> THE REQUEST
Images do not belong in the copy. Retype all the entries below exactly.

> MATERIAL
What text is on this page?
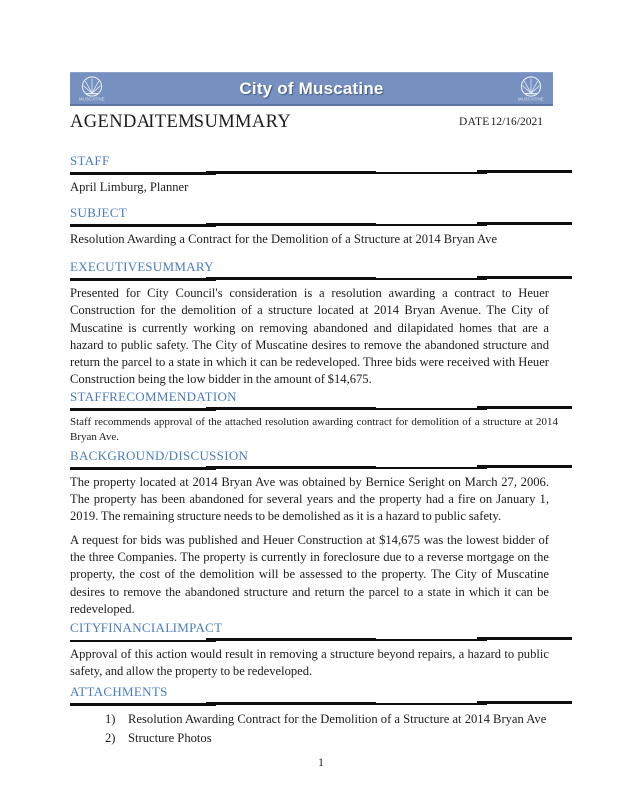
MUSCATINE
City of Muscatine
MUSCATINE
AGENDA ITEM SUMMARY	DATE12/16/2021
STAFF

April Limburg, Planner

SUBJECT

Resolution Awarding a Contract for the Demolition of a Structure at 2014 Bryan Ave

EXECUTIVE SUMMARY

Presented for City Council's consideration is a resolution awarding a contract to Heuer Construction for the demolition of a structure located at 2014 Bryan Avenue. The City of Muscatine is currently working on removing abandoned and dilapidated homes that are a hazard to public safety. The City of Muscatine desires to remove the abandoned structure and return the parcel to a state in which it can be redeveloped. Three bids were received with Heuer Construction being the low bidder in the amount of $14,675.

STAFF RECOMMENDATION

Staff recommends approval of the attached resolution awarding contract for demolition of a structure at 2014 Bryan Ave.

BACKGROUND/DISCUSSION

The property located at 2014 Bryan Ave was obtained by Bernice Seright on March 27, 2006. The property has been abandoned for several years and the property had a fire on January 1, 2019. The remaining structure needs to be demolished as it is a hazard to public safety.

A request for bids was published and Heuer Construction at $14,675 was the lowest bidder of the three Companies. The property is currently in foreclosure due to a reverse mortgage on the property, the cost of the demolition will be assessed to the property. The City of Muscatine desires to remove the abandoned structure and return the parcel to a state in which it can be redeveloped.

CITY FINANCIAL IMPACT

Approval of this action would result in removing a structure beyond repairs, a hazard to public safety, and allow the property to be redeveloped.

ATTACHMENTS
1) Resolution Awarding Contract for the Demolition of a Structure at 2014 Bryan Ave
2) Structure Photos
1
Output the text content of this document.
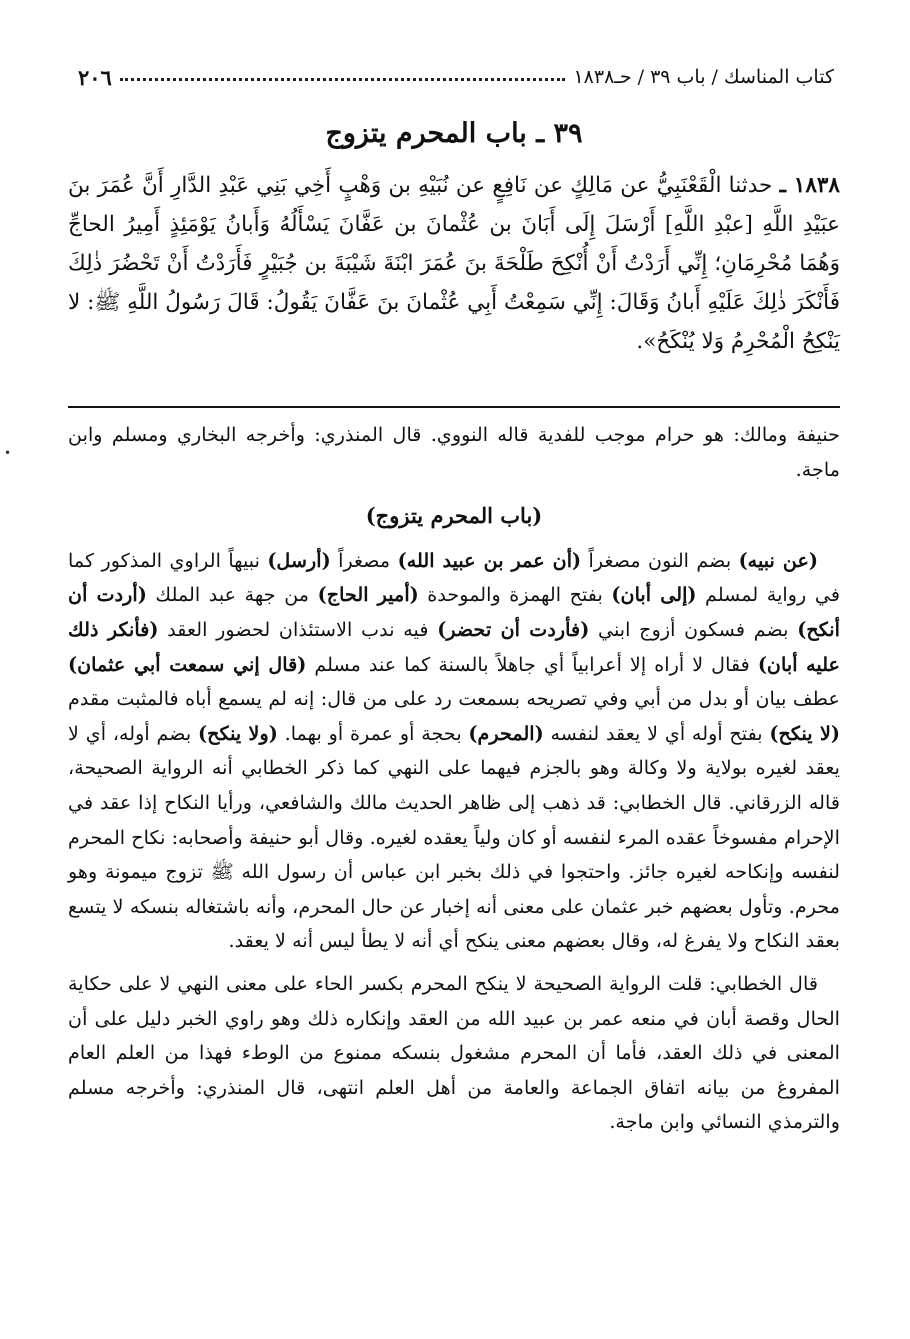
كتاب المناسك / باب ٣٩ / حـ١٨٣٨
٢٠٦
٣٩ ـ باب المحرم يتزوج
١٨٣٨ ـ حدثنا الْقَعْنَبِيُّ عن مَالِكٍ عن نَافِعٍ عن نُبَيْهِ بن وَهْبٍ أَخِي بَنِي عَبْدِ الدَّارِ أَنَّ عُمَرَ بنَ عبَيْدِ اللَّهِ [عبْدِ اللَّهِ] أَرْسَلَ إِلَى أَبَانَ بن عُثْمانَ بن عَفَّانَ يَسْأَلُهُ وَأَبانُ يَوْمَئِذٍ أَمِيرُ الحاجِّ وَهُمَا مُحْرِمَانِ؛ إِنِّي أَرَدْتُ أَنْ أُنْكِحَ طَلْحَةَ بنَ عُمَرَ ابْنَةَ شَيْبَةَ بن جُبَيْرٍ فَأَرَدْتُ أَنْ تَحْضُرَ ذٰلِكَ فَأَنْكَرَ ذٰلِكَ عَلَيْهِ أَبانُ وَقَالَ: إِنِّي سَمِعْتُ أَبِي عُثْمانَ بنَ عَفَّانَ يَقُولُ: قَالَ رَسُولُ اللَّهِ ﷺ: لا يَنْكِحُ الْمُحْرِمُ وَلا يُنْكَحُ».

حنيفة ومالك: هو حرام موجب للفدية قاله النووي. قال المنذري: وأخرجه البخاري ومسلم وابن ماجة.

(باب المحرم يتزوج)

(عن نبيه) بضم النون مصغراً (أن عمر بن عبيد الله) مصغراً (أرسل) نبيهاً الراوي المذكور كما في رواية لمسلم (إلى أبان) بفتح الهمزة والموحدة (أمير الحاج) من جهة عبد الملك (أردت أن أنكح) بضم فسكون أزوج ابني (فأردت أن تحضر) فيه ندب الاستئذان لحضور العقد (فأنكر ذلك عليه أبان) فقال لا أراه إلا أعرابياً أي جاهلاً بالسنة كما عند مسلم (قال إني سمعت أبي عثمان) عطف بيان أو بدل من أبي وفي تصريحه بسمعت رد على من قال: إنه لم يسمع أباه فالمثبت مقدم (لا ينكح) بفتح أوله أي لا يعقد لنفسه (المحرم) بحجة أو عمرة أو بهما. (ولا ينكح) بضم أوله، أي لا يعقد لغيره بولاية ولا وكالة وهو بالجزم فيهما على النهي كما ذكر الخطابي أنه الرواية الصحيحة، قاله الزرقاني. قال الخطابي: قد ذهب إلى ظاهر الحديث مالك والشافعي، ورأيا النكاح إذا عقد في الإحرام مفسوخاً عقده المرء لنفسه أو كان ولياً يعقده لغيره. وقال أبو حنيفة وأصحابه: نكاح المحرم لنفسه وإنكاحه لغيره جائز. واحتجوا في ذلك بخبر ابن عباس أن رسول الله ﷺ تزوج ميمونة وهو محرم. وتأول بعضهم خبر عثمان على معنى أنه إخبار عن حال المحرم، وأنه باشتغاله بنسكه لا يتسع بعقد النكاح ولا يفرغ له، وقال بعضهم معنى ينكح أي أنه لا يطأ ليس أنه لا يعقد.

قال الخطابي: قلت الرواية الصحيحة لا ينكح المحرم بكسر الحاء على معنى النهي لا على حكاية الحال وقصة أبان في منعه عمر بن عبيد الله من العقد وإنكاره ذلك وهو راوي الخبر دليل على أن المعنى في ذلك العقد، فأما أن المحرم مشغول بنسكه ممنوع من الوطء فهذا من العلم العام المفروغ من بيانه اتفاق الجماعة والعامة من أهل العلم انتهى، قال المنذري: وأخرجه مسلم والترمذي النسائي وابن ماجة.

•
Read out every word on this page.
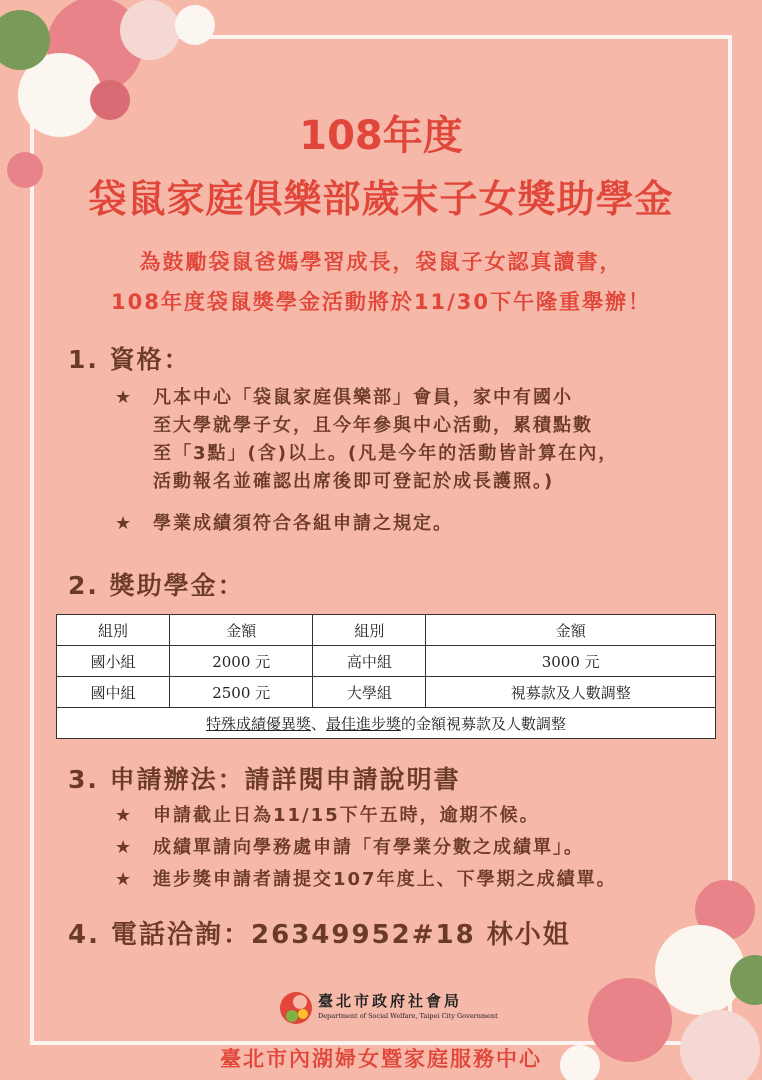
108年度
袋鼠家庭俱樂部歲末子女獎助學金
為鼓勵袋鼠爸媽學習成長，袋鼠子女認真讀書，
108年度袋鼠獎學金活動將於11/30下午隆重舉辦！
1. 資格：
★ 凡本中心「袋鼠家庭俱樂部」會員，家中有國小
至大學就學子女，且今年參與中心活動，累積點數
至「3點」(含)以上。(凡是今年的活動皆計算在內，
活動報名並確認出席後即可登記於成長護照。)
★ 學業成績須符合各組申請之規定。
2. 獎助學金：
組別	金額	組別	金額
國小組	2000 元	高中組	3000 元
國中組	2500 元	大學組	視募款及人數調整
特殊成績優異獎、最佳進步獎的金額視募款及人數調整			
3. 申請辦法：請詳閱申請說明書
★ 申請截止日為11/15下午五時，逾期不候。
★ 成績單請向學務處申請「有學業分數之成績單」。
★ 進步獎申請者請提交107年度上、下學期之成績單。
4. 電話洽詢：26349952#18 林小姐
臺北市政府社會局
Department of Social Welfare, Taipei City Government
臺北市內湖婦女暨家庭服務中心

> ANSWER FOR THIS EXERCISE
What text is on this page?
MUSCATINE
City of Muscatine
MUSCATINE
AGENDA ITEM SUMMARY	DATE12/16/2021
STAFF

April Limburg, Planner

SUBJECT

Resolution Awarding a Contract for the Demolition of a Structure at 2014 Bryan Ave

EXECUTIVE SUMMARY

Presented for City Council's consideration is a resolution awarding a contract to Heuer Construction for the demolition of a structure located at 2014 Bryan Avenue. The City of Muscatine is currently working on removing abandoned and dilapidated homes that are a hazard to public safety. The City of Muscatine desires to remove the abandoned structure and return the parcel to a state in which it can be redeveloped. Three bids were received with Heuer Construction being the low bidder in the amount of $14,675.

STAFF RECOMMENDATION

Staff recommends approval of the attached resolution awarding contract for demolition of a structure at 2014 Bryan Ave.

BACKGROUND/DISCUSSION

The property located at 2014 Bryan Ave was obtained by Bernice Seright on March 27, 2006. The property has been abandoned for several years and the property had a fire on January 1, 2019. The remaining structure needs to be demolished as it is a hazard to public safety.

A request for bids was published and Heuer Construction at $14,675 was the lowest bidder of the three Companies. The property is currently in foreclosure due to a reverse mortgage on the property, the cost of the demolition will be assessed to the property. The City of Muscatine desires to remove the abandoned structure and return the parcel to a state in which it can be redeveloped.

CITY FINANCIAL IMPACT

Approval of this action would result in removing a structure beyond repairs, a hazard to public safety, and allow the property to be redeveloped.

ATTACHMENTS
1) Resolution Awarding Contract for the Demolition of a Structure at 2014 Bryan Ave
2) Structure Photos
1
Output the text content of this document.
كتاب المناسك / باب ٣٩ / حـ١٨٣٨
٢٠٦
٣٩ ـ باب المحرم يتزوج
١٨٣٨ ـ حدثنا الْقَعْنَبِيُّ عن مَالِكٍ عن نَافِعٍ عن نُبَيْهِ بن وَهْبٍ أَخِي بَنِي عَبْدِ الدَّارِ أَنَّ عُمَرَ بنَ عبَيْدِ اللَّهِ [عبْدِ اللَّهِ] أَرْسَلَ إِلَى أَبَانَ بن عُثْمانَ بن عَفَّانَ يَسْأَلُهُ وَأَبانُ يَوْمَئِذٍ أَمِيرُ الحاجِّ وَهُمَا مُحْرِمَانِ؛ إِنِّي أَرَدْتُ أَنْ أُنْكِحَ طَلْحَةَ بنَ عُمَرَ ابْنَةَ شَيْبَةَ بن جُبَيْرٍ فَأَرَدْتُ أَنْ تَحْضُرَ ذٰلِكَ فَأَنْكَرَ ذٰلِكَ عَلَيْهِ أَبانُ وَقَالَ: إِنِّي سَمِعْتُ أَبِي عُثْمانَ بنَ عَفَّانَ يَقُولُ: قَالَ رَسُولُ اللَّهِ ﷺ: لا يَنْكِحُ الْمُحْرِمُ وَلا يُنْكَحُ».

حنيفة ومالك: هو حرام موجب للفدية قاله النووي. قال المنذري: وأخرجه البخاري ومسلم وابن ماجة.

(باب المحرم يتزوج)

(عن نبيه) بضم النون مصغراً (أن عمر بن عبيد الله) مصغراً (أرسل) نبيهاً الراوي المذكور كما في رواية لمسلم (إلى أبان) بفتح الهمزة والموحدة (أمير الحاج) من جهة عبد الملك (أردت أن أنكح) بضم فسكون أزوج ابني (فأردت أن تحضر) فيه ندب الاستئذان لحضور العقد (فأنكر ذلك عليه أبان) فقال لا أراه إلا أعرابياً أي جاهلاً بالسنة كما عند مسلم (قال إني سمعت أبي عثمان) عطف بيان أو بدل من أبي وفي تصريحه بسمعت رد على من قال: إنه لم يسمع أباه فالمثبت مقدم (لا ينكح) بفتح أوله أي لا يعقد لنفسه (المحرم) بحجة أو عمرة أو بهما. (ولا ينكح) بضم أوله، أي لا يعقد لغيره بولاية ولا وكالة وهو بالجزم فيهما على النهي كما ذكر الخطابي أنه الرواية الصحيحة، قاله الزرقاني. قال الخطابي: قد ذهب إلى ظاهر الحديث مالك والشافعي، ورأيا النكاح إذا عقد في الإحرام مفسوخاً عقده المرء لنفسه أو كان ولياً يعقده لغيره. وقال أبو حنيفة وأصحابه: نكاح المحرم لنفسه وإنكاحه لغيره جائز. واحتجوا في ذلك بخبر ابن عباس أن رسول الله ﷺ تزوج ميمونة وهو محرم. وتأول بعضهم خبر عثمان على معنى أنه إخبار عن حال المحرم، وأنه باشتغاله بنسكه لا يتسع بعقد النكاح ولا يفرغ له، وقال بعضهم معنى ينكح أي أنه لا يطأ ليس أنه لا يعقد.

قال الخطابي: قلت الرواية الصحيحة لا ينكح المحرم بكسر الحاء على معنى النهي لا على حكاية الحال وقصة أبان في منعه عمر بن عبيد الله من العقد وإنكاره ذلك وهو راوي الخبر دليل على أن المعنى في ذلك العقد، فأما أن المحرم مشغول بنسكه ممنوع من الوطء فهذا من العلم العام المفروغ من بيانه اتفاق الجماعة والعامة من أهل العلم انتهى، قال المنذري: وأخرجه مسلم والترمذي النسائي وابن ماجة.

•
Read out every word on this page.
108年度
袋鼠家庭俱樂部歲末子女獎助學金
為鼓勵袋鼠爸媽學習成長，袋鼠子女認真讀書，
108年度袋鼠獎學金活動將於11/30下午隆重舉辦！
1. 資格：
★ 凡本中心「袋鼠家庭俱樂部」會員，家中有國小
至大學就學子女，且今年參與中心活動，累積點數
至「3點」(含)以上。(凡是今年的活動皆計算在內，
活動報名並確認出席後即可登記於成長護照。)
★ 學業成績須符合各組申請之規定。
2. 獎助學金：
組別	金額	組別	金額
國小組	2000 元	高中組	3000 元
國中組	2500 元	大學組	視募款及人數調整
特殊成績優異獎、最佳進步獎的金額視募款及人數調整			
3. 申請辦法：請詳閱申請說明書
★ 申請截止日為11/15下午五時，逾期不候。
★ 成績單請向學務處申請「有學業分數之成績單」。
★ 進步獎申請者請提交107年度上、下學期之成績單。
4. 電話洽詢：26349952#18 林小姐
臺北市政府社會局
Department of Social Welfare, Taipei City Government
臺北市內湖婦女暨家庭服務中心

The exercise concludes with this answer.